**Request**
Say how many lines of the listing below contain "Allowance", giving the number and nothing else.

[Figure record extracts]
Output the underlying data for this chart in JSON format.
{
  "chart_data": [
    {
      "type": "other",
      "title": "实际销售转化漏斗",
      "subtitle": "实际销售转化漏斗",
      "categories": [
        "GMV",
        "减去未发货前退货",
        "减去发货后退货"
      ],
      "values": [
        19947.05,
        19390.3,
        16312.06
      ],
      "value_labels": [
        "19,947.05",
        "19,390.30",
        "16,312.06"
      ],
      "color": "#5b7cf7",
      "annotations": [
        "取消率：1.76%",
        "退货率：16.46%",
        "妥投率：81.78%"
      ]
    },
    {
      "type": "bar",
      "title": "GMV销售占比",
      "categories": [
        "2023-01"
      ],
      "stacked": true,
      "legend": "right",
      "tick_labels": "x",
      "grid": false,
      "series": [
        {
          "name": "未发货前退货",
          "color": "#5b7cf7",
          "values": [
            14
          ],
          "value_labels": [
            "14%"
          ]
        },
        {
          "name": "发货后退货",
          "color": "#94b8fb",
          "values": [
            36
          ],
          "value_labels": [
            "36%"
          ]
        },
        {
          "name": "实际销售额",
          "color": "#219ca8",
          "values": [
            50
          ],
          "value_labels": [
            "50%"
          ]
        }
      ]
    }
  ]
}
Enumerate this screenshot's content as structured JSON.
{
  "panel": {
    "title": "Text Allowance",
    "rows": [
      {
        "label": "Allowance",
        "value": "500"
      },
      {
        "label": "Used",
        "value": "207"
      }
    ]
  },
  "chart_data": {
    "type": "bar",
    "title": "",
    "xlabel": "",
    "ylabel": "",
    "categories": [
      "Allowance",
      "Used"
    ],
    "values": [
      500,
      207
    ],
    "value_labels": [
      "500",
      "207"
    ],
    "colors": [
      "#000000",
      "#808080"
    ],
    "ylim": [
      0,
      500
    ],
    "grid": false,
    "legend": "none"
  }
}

**Task result**
3